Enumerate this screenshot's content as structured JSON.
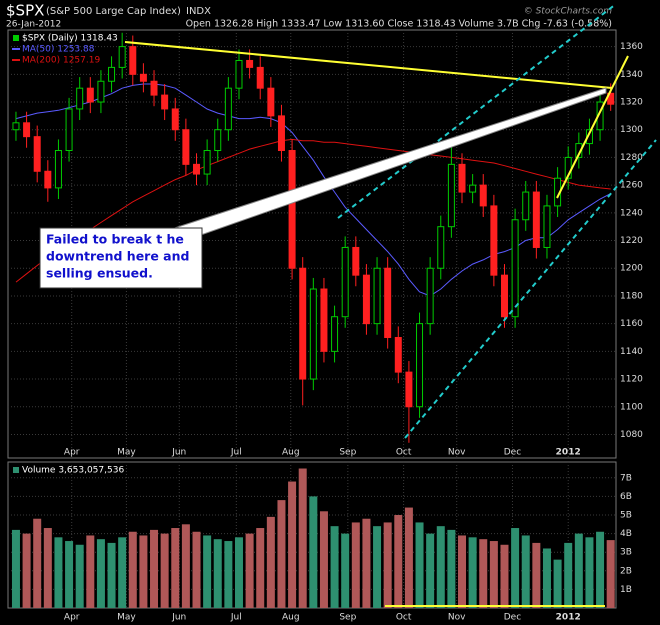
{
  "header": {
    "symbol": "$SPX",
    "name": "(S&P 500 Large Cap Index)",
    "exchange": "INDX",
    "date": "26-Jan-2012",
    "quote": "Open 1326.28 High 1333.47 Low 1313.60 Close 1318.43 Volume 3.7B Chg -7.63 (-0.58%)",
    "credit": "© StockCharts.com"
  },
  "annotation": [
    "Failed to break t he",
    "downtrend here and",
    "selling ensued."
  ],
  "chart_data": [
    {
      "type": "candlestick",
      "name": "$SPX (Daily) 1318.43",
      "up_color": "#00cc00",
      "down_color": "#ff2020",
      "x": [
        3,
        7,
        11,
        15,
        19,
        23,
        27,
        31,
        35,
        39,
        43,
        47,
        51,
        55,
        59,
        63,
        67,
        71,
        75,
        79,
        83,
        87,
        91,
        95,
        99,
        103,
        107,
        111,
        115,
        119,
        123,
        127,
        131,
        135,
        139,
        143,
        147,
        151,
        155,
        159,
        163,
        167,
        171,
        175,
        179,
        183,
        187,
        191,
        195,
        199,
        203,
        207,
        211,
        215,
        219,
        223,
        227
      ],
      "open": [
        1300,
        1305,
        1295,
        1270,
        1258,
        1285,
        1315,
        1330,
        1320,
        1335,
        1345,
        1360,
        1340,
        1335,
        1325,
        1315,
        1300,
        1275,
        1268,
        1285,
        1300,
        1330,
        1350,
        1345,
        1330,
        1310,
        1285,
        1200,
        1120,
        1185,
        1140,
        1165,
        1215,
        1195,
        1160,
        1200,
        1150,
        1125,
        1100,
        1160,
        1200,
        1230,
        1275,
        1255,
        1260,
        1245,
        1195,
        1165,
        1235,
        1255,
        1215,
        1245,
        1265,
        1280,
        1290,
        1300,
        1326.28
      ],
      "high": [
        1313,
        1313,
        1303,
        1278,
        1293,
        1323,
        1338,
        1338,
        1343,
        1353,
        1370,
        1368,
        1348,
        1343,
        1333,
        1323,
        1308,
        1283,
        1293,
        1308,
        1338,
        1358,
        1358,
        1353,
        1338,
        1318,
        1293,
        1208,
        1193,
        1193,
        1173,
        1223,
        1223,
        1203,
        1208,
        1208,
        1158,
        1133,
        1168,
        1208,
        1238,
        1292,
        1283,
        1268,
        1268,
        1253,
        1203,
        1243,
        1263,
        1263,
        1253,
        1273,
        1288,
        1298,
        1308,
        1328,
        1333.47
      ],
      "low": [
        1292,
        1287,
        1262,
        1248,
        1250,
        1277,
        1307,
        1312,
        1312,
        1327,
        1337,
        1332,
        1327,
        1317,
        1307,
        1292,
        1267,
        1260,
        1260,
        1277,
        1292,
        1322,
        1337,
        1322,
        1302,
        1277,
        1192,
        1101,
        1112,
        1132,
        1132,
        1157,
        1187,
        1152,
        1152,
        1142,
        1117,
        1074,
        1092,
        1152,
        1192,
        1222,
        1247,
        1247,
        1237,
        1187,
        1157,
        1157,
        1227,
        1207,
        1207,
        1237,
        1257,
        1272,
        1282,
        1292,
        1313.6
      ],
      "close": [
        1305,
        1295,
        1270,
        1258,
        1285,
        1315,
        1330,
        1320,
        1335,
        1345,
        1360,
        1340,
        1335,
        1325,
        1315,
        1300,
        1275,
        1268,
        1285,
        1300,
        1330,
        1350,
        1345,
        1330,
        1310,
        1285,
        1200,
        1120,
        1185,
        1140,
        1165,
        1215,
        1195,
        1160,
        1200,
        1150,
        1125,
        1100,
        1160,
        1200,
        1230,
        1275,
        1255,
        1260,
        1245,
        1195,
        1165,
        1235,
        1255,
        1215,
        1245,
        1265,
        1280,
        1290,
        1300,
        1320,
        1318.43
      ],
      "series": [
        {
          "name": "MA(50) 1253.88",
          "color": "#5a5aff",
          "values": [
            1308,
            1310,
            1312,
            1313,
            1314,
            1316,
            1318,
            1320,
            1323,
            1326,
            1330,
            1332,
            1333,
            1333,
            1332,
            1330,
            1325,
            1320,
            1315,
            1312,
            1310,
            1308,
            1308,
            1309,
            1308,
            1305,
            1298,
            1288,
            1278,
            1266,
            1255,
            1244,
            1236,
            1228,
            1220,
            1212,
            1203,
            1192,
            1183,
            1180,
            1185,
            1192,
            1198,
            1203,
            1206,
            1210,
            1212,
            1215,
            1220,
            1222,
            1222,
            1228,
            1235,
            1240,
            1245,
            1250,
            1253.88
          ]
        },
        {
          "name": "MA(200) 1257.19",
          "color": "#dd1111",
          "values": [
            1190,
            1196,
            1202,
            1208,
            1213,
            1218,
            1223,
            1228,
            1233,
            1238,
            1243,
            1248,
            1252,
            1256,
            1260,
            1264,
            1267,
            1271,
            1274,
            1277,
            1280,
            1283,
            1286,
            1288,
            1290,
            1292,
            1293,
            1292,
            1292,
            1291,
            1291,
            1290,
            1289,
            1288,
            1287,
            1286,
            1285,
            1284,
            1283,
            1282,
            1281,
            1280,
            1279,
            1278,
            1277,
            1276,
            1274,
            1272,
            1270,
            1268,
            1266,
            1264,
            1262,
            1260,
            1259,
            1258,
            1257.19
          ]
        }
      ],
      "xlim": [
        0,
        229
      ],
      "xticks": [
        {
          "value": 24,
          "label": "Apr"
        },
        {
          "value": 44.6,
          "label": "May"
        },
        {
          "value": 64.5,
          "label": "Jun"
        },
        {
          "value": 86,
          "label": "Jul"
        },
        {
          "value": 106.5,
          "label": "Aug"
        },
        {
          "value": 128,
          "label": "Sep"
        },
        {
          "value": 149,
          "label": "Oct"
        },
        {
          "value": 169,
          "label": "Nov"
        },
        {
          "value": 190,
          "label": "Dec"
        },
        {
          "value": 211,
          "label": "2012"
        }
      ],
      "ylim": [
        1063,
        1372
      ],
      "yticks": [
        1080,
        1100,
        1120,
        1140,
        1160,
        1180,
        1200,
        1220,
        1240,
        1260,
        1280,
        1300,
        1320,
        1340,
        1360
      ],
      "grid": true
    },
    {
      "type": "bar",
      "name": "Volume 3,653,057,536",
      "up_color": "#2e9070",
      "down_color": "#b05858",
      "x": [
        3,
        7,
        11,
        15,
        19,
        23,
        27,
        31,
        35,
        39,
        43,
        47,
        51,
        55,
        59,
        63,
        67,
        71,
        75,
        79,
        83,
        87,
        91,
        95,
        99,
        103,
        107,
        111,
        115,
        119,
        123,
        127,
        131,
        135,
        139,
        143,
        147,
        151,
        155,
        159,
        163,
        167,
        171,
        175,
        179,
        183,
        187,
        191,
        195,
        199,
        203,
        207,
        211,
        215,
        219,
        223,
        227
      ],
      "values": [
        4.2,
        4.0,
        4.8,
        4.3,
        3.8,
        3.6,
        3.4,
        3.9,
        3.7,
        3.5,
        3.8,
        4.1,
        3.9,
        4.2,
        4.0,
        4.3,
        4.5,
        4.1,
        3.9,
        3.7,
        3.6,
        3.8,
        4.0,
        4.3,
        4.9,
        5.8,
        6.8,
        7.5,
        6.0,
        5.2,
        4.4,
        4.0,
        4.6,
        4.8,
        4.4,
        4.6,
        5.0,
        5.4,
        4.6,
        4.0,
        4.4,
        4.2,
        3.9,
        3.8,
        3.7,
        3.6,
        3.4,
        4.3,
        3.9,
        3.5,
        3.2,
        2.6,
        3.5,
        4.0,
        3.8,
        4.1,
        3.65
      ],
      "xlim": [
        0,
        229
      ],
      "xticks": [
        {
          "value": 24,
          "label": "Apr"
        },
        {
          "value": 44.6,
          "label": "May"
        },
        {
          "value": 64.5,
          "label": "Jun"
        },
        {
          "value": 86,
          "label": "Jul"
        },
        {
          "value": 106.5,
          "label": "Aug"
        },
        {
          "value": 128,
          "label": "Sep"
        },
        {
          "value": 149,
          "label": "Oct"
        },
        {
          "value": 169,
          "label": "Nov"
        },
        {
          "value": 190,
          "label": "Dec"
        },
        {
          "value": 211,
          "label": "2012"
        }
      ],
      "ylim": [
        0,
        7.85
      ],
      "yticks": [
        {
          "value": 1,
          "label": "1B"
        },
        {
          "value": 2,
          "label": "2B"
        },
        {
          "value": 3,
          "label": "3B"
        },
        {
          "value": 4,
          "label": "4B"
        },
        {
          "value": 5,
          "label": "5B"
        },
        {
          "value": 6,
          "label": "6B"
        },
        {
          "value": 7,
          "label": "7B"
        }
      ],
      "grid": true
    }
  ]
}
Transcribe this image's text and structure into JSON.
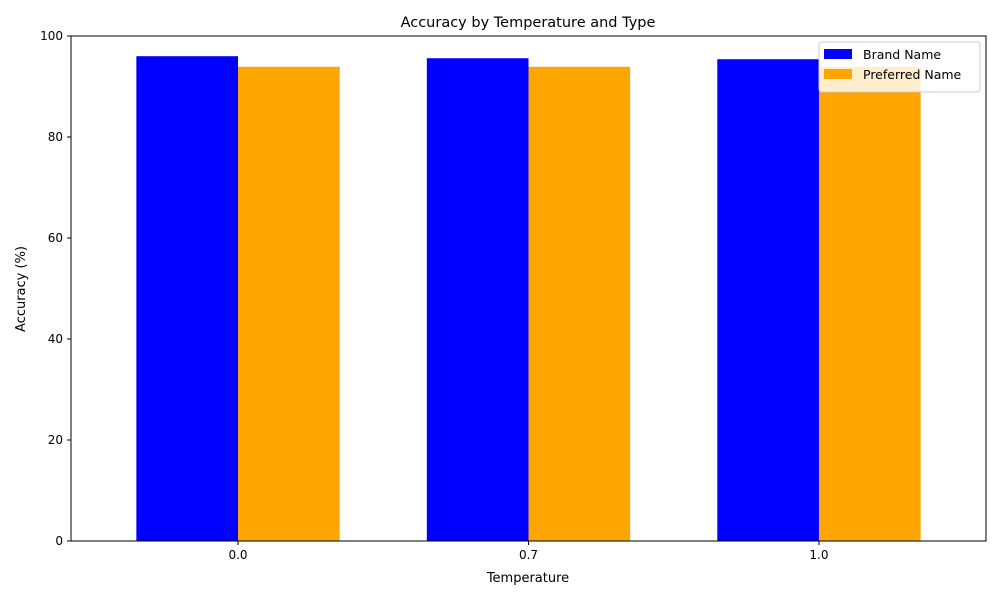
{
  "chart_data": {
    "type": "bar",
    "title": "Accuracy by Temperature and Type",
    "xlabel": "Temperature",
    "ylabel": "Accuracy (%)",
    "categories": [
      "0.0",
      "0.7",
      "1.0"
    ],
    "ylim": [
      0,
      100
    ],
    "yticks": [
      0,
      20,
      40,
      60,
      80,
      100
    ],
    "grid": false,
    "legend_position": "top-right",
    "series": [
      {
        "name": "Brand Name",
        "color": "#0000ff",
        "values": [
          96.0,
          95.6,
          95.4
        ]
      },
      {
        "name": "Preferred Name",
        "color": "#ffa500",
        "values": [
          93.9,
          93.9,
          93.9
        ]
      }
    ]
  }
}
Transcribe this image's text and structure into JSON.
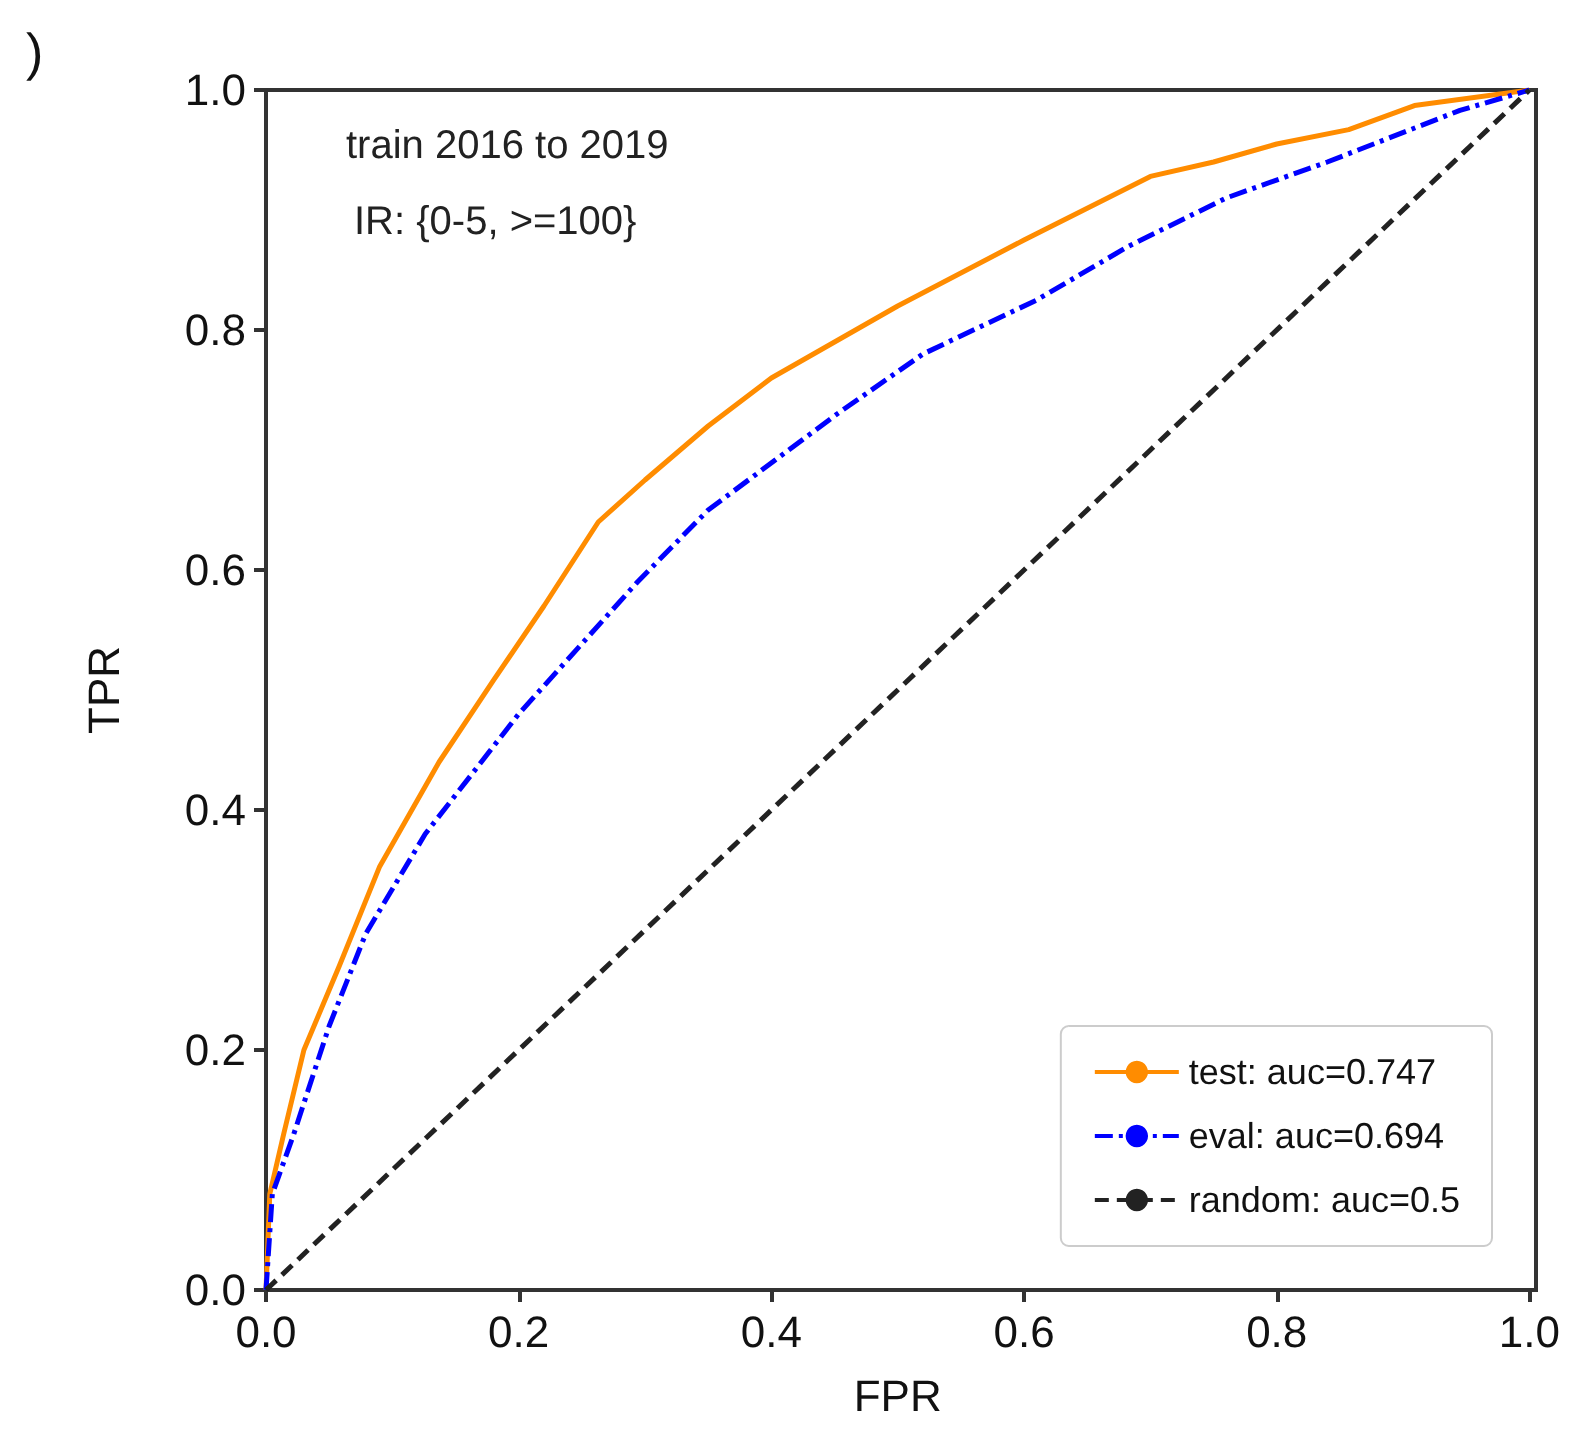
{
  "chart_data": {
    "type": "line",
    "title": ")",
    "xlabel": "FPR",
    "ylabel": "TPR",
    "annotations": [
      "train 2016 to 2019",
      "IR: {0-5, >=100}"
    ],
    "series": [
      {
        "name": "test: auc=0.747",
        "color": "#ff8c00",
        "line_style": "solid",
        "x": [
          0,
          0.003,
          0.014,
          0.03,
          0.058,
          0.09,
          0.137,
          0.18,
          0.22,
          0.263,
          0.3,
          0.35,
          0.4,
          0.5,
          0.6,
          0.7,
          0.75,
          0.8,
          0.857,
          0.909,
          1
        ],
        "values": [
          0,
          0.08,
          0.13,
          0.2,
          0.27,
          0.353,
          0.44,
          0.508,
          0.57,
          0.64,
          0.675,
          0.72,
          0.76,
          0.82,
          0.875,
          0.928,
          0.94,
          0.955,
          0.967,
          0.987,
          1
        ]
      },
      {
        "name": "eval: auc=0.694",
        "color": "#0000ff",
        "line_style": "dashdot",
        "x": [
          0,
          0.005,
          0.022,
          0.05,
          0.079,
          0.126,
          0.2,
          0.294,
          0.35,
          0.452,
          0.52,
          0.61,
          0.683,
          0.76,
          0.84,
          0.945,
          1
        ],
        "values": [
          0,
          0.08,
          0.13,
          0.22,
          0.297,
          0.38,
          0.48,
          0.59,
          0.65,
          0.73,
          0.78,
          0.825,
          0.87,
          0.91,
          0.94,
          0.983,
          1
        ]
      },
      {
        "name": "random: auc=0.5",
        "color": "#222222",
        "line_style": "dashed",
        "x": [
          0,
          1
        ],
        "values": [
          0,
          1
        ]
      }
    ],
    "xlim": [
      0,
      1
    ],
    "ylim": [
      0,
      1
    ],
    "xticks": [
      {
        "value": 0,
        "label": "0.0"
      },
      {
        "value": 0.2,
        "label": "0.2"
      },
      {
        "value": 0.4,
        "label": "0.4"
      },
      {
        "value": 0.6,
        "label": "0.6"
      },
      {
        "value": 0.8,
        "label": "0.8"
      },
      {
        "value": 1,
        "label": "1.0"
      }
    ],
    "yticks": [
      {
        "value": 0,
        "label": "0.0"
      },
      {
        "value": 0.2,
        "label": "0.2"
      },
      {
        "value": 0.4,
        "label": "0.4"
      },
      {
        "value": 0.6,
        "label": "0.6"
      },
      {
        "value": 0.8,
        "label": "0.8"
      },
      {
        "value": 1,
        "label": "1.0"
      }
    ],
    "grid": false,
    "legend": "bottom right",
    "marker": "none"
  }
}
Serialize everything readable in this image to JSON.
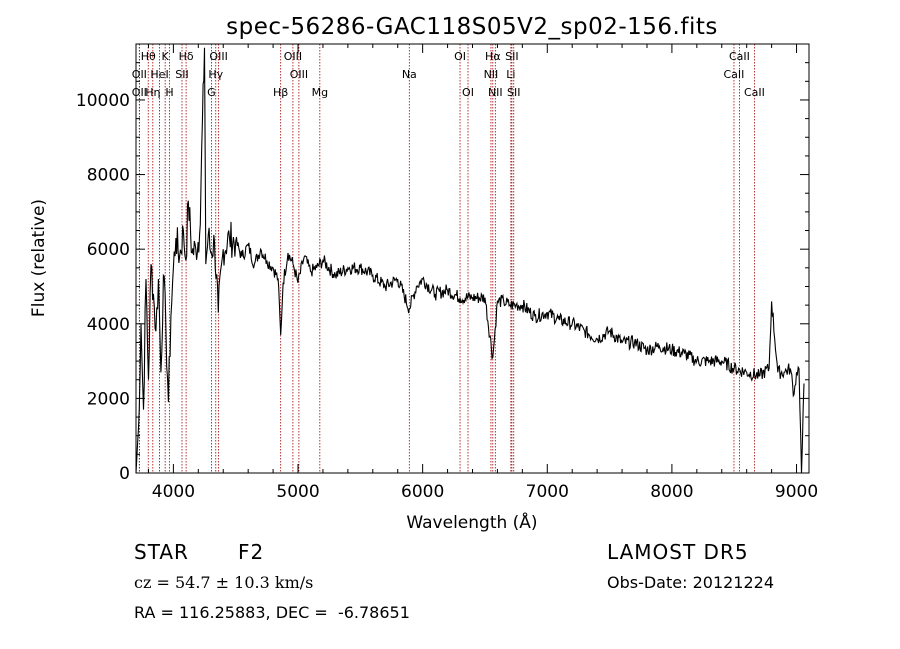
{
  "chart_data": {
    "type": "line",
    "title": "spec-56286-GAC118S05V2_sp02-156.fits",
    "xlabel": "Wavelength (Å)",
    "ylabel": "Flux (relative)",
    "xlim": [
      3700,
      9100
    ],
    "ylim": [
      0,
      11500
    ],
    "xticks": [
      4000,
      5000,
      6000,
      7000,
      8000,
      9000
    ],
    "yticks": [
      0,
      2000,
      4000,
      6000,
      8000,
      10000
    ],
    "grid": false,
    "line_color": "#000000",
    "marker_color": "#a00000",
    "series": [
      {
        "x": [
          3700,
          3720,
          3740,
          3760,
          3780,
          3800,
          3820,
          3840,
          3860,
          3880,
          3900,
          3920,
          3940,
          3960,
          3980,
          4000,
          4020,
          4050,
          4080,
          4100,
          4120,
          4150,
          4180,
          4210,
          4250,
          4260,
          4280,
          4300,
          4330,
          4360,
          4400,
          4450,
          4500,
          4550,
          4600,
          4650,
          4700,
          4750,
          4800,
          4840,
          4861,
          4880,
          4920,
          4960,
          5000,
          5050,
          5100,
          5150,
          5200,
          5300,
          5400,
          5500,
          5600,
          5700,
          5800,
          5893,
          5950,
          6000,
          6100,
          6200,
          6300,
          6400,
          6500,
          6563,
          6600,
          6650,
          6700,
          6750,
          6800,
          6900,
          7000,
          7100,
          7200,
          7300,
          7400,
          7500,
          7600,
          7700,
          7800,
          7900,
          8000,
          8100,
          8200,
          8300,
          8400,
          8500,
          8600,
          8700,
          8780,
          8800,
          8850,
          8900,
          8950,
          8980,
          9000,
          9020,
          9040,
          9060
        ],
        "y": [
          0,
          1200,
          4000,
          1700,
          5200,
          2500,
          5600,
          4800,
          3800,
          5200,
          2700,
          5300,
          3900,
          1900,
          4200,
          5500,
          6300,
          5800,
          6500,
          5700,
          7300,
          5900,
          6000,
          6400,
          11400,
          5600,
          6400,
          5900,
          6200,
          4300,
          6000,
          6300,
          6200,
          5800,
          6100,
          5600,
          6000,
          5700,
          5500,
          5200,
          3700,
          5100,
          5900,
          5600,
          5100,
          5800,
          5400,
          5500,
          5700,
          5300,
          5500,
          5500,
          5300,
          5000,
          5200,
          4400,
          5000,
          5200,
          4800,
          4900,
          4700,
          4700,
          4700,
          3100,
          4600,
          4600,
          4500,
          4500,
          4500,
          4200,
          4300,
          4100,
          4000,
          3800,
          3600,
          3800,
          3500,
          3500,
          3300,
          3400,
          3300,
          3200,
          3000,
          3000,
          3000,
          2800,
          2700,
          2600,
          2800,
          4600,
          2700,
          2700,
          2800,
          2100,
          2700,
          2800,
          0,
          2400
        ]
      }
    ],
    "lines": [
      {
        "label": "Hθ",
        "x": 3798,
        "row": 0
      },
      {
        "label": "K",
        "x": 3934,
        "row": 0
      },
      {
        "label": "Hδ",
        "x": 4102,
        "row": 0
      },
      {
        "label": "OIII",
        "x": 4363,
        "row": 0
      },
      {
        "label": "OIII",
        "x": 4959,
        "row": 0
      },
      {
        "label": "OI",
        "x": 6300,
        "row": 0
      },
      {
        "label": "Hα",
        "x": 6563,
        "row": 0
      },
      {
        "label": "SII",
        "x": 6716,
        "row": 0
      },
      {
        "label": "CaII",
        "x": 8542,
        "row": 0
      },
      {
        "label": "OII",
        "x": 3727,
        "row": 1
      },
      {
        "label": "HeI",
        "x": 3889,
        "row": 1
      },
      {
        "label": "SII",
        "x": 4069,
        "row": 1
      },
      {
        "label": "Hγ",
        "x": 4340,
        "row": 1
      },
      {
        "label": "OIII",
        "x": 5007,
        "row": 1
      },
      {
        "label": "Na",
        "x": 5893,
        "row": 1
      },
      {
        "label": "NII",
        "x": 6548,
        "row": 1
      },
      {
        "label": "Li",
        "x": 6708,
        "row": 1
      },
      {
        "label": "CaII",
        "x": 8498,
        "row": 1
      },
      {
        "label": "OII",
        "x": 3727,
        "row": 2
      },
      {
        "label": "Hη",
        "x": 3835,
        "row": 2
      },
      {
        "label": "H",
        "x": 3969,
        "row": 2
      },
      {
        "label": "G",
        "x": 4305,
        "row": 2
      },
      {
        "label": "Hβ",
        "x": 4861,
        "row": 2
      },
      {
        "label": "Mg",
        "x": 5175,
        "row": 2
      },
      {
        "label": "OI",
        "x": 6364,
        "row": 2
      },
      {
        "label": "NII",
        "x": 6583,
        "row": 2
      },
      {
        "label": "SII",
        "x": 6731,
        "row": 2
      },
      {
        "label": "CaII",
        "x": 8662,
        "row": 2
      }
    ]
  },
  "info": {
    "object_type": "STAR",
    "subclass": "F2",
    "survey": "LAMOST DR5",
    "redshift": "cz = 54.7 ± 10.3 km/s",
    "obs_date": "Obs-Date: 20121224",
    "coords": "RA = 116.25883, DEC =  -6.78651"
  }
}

· · · ·

■ **DIRECTIVE**: Pull out every line above that holds the word "ylabel".

■ **FINISHED EXERCISE**:
    "ylabel": "Accuracy (%)",
    "ylabel": "TPR",
    "ylabel": "Flux (relative)",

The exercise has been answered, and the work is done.